>> BEGIN EXTRACTED INFORMATION

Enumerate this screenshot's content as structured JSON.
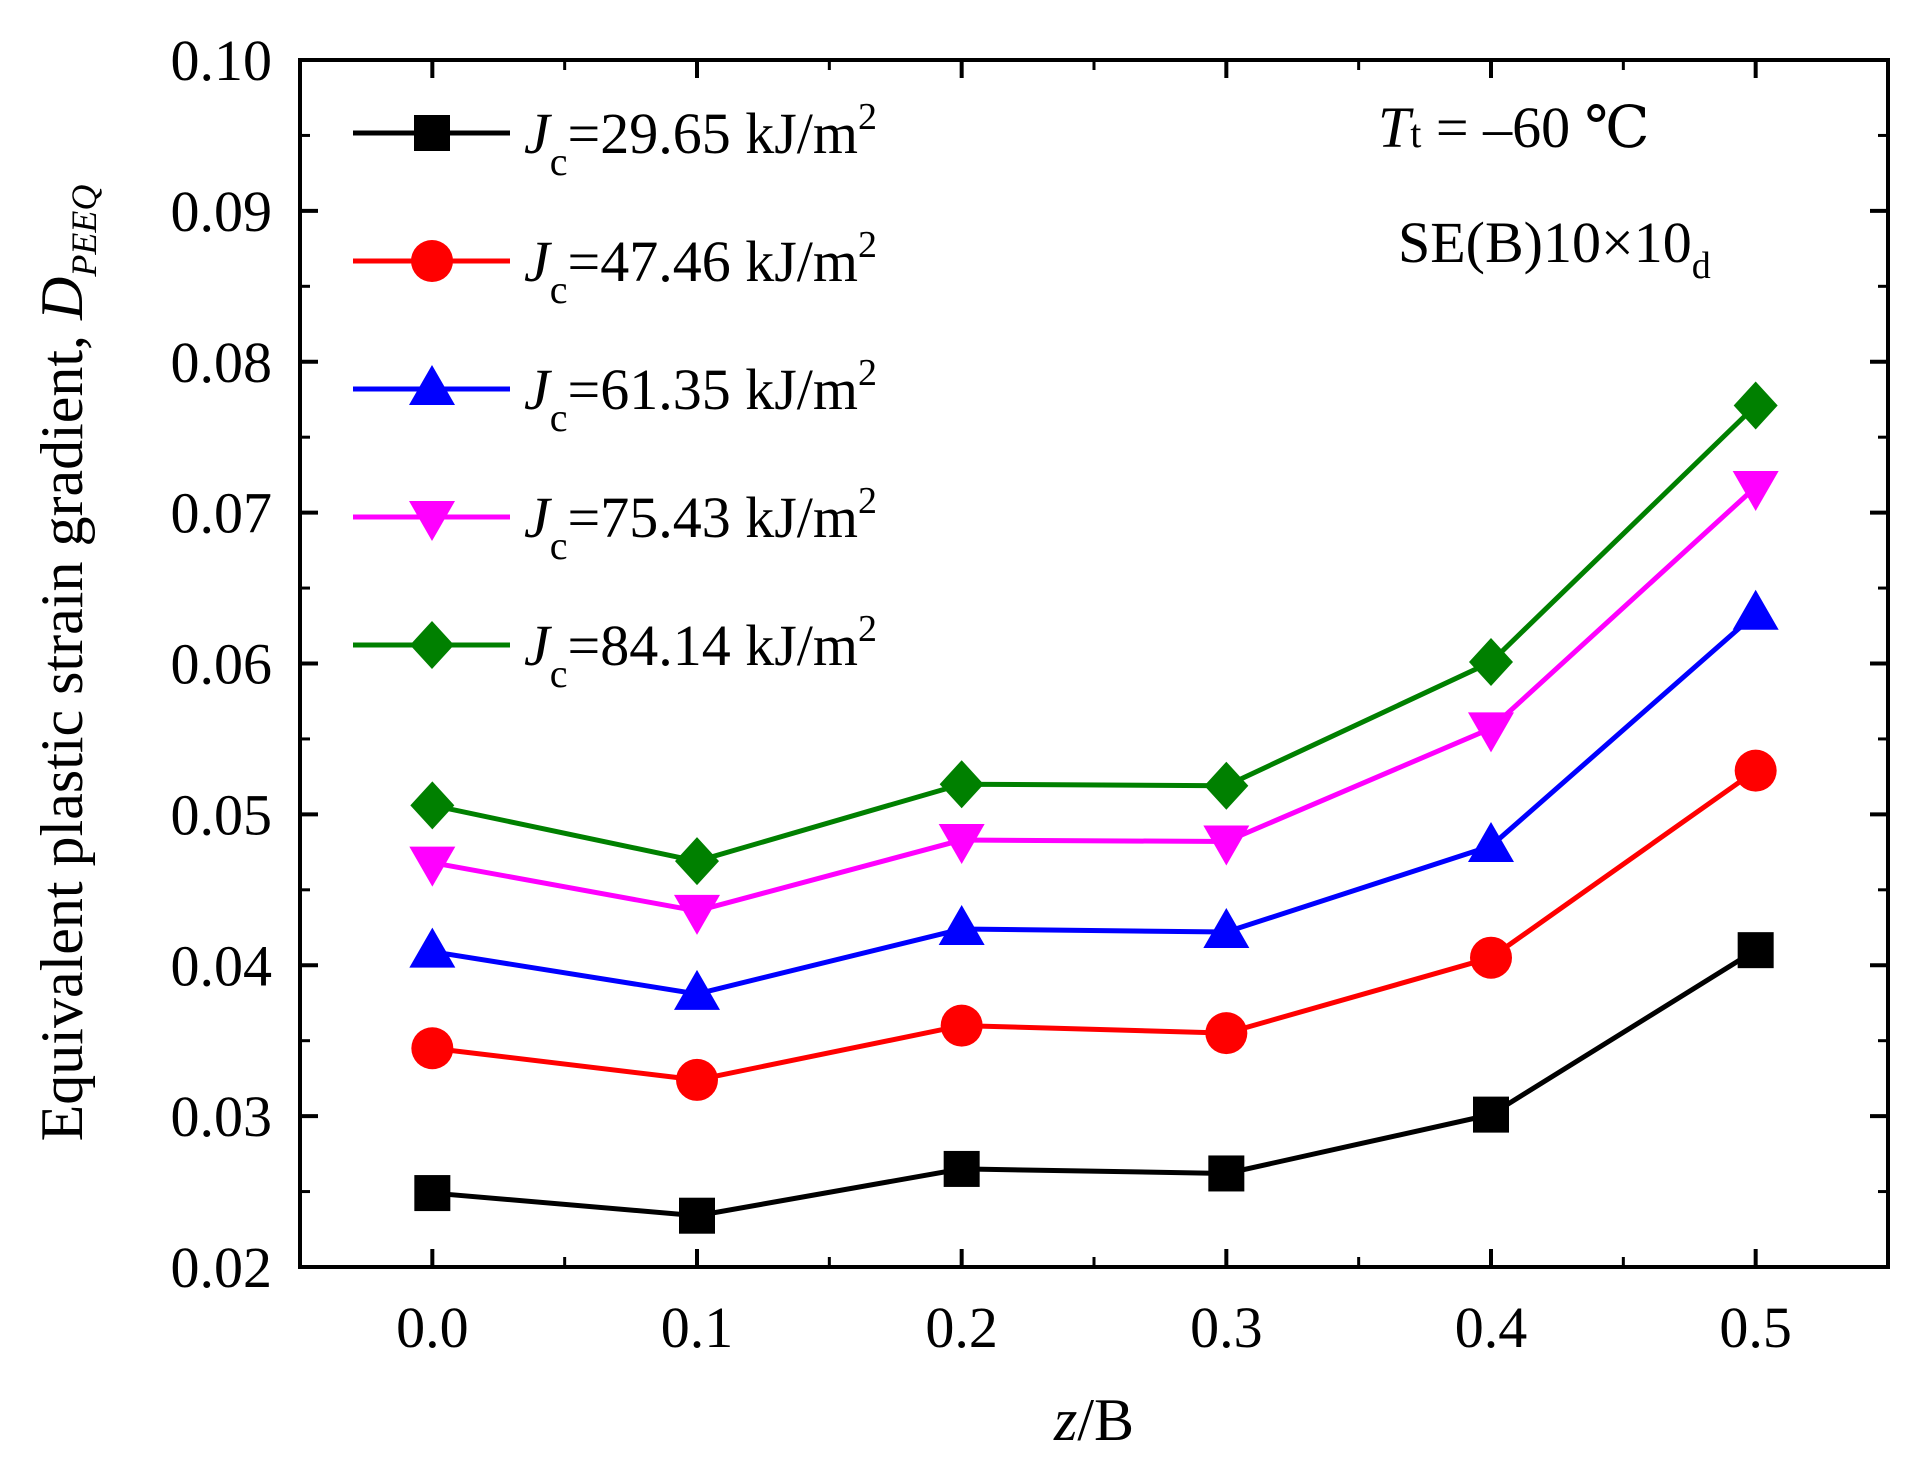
{
  "chart_data": {
    "type": "line",
    "x": [
      0.0,
      0.1,
      0.2,
      0.3,
      0.4,
      0.5
    ],
    "x_tick_labels": [
      "0.0",
      "0.1",
      "0.2",
      "0.3",
      "0.4",
      "0.5"
    ],
    "xlim": [
      -0.05,
      0.55
    ],
    "ylim": [
      0.02,
      0.1
    ],
    "y_ticks": [
      0.02,
      0.03,
      0.04,
      0.05,
      0.06,
      0.07,
      0.08,
      0.09,
      0.1
    ],
    "y_tick_labels": [
      "0.02",
      "0.03",
      "0.04",
      "0.05",
      "0.06",
      "0.07",
      "0.08",
      "0.09",
      "0.10"
    ],
    "xlabel": {
      "italic_part": "z",
      "rest": "/B"
    },
    "xlabel_full": "z/B",
    "ylabel": {
      "main": "Equivalent plastic strain gradient, ",
      "symbol": "D",
      "subscript": "PEEQ"
    },
    "ylabel_full": "Equivalent plastic strain gradient, DPEEQ",
    "legend_position": "top-left",
    "grid": false,
    "series": [
      {
        "name": "Jc=29.65 kJ/m2",
        "symbol": "J",
        "sub": "c",
        "eq": "=29.65 kJ/m",
        "sup": "2",
        "color": "#000000",
        "marker": "square",
        "values": [
          0.0249,
          0.0234,
          0.0265,
          0.0262,
          0.0301,
          0.041
        ]
      },
      {
        "name": "Jc=47.46 kJ/m2",
        "symbol": "J",
        "sub": "c",
        "eq": "=47.46 kJ/m",
        "sup": "2",
        "color": "#ff0000",
        "marker": "circle",
        "values": [
          0.0345,
          0.0324,
          0.036,
          0.0355,
          0.0405,
          0.0529
        ]
      },
      {
        "name": "Jc=61.35 kJ/m2",
        "symbol": "J",
        "sub": "c",
        "eq": "=61.35 kJ/m",
        "sup": "2",
        "color": "#0000ff",
        "marker": "triangle-up",
        "values": [
          0.0409,
          0.0381,
          0.0424,
          0.0422,
          0.0479,
          0.0633
        ]
      },
      {
        "name": "Jc=75.43 kJ/m2",
        "symbol": "J",
        "sub": "c",
        "eq": "=75.43 kJ/m",
        "sup": "2",
        "color": "#ff00ff",
        "marker": "triangle-down",
        "values": [
          0.0468,
          0.0436,
          0.0483,
          0.0482,
          0.0557,
          0.0717
        ]
      },
      {
        "name": "Jc=84.14 kJ/m2",
        "symbol": "J",
        "sub": "c",
        "eq": "=84.14 kJ/m",
        "sup": "2",
        "color": "#008000",
        "marker": "diamond",
        "values": [
          0.0506,
          0.0469,
          0.052,
          0.0519,
          0.0601,
          0.0771
        ]
      }
    ],
    "annotations": [
      {
        "symbol": "T",
        "sub": "t",
        "rest": " = –60 ℃",
        "full": "Tt = –60 ℃"
      },
      {
        "text": "SE(B)10×10",
        "sub": "d",
        "full": "SE(B)10×10d"
      }
    ]
  }
}
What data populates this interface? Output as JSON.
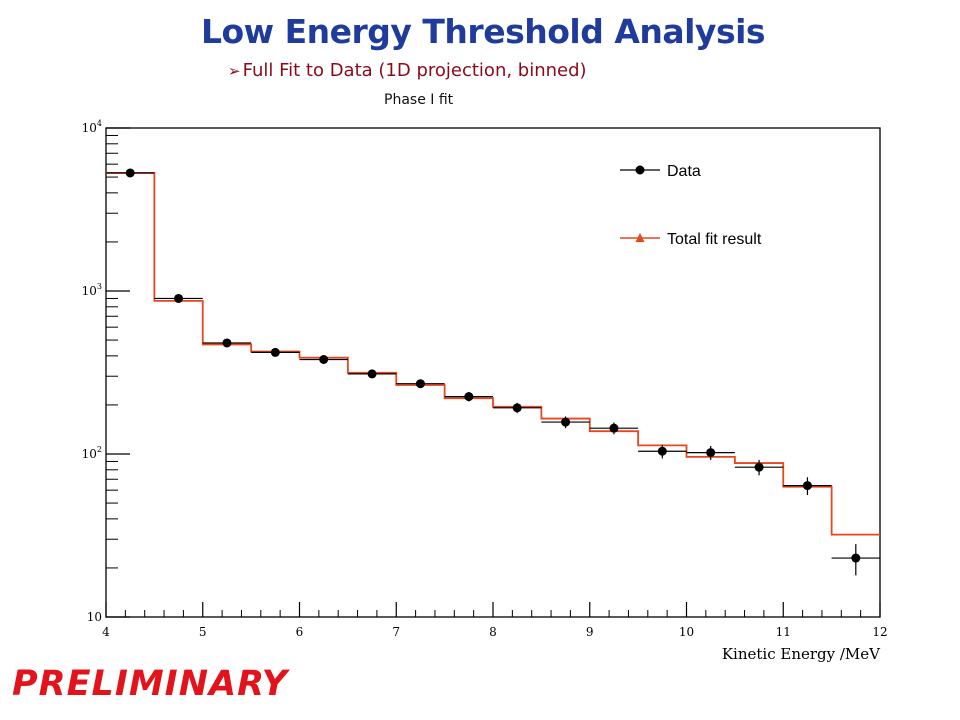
{
  "slide": {
    "title": "Low Energy Threshold Analysis",
    "bullet_marker": "➢",
    "bullet": "Full Fit to Data (1D projection, binned)",
    "subtitle": "Phase I fit",
    "stamp": "PRELIMINARY"
  },
  "colors": {
    "title": "#1f3b9c",
    "bullet": "#8b0a1a",
    "stamp": "#e3131b",
    "data": "#000000",
    "fit": "#e8461c"
  },
  "chart_data": {
    "type": "scatter",
    "title": "",
    "xlabel": "Kinetic Energy /MeV",
    "ylabel": "",
    "xlim": [
      4,
      12
    ],
    "ylim": [
      10,
      10000
    ],
    "y_scale": "log",
    "grid": false,
    "legend_position": "top-right",
    "x_ticks": [
      "4",
      "5",
      "6",
      "7",
      "8",
      "9",
      "10",
      "11",
      "12"
    ],
    "y_ticks": [
      {
        "value": 10,
        "base": "10",
        "exp": ""
      },
      {
        "value": 100,
        "base": "10",
        "exp": "2"
      },
      {
        "value": 1000,
        "base": "10",
        "exp": "3"
      },
      {
        "value": 10000,
        "base": "10",
        "exp": "4"
      }
    ],
    "bin_edges": [
      4.0,
      4.5,
      5.0,
      5.5,
      6.0,
      6.5,
      7.0,
      7.5,
      8.0,
      8.5,
      9.0,
      9.5,
      10.0,
      10.5,
      11.0,
      11.5,
      12.0
    ],
    "series": [
      {
        "name": "Data",
        "style": "points",
        "x": [
          4.25,
          4.75,
          5.25,
          5.75,
          6.25,
          6.75,
          7.25,
          7.75,
          8.25,
          8.75,
          9.25,
          9.75,
          10.25,
          10.75,
          11.25,
          11.75
        ],
        "y": [
          5300,
          900,
          480,
          420,
          380,
          310,
          270,
          225,
          192,
          157,
          144,
          104,
          102,
          83,
          64,
          23
        ],
        "y_err": [
          73,
          30,
          22,
          20,
          19,
          18,
          16,
          15,
          14,
          13,
          12,
          10,
          10,
          9,
          8,
          5
        ]
      },
      {
        "name": "Total fit result",
        "style": "step",
        "y": [
          5300,
          870,
          470,
          425,
          390,
          315,
          265,
          220,
          195,
          165,
          138,
          113,
          96,
          88,
          63,
          32
        ]
      }
    ]
  }
}
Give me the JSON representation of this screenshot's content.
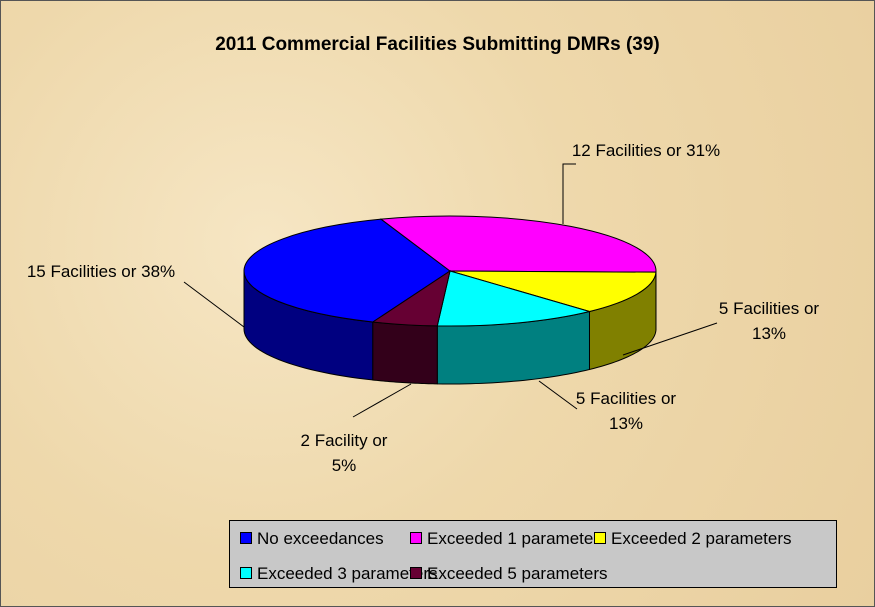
{
  "chart_data": {
    "type": "pie3d",
    "title": "2011 Commercial Facilities Submitting DMRs (39)",
    "categories": [
      "No exceedances",
      "Exceeded 1 parameter",
      "Exceeded 2 parameters",
      "Exceeded 3 parameters",
      "Exceeded 5 parameters"
    ],
    "values": [
      15,
      12,
      5,
      5,
      2
    ],
    "value_labels": [
      "15 Facilities or 38%",
      "12 Facilities or 31%",
      "5 Facilities or 13%",
      "5 Facilities or 13%",
      "2 Facility or 5%"
    ],
    "colors": [
      "#0000ff",
      "#ff00ff",
      "#ffff00",
      "#00ffff",
      "#660033"
    ],
    "legend": "bottom"
  }
}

>> END EXTRACTED INFORMATION

INSTRUCTION
Print again, word for word, every line from the line with "Give me the" to the final line of the records, inclusive; skip the pictures.

ANSWER FOR THIS EXERCISE
Give me the JSON representation of this screenshot's content.
{
  "chart_data": {
    "type": "pie3d",
    "title": "2011 Commercial Facilities Submitting DMRs (39)",
    "categories": [
      "No exceedances",
      "Exceeded 1 parameter",
      "Exceeded 2 parameters",
      "Exceeded 3 parameters",
      "Exceeded 5 parameters"
    ],
    "values": [
      15,
      12,
      5,
      5,
      2
    ],
    "value_labels": [
      "15 Facilities or 38%",
      "12 Facilities or 31%",
      "5 Facilities or 13%",
      "5 Facilities or 13%",
      "2 Facility or 5%"
    ],
    "colors": [
      "#0000ff",
      "#ff00ff",
      "#ffff00",
      "#00ffff",
      "#660033"
    ],
    "legend": "bottom"
  }
}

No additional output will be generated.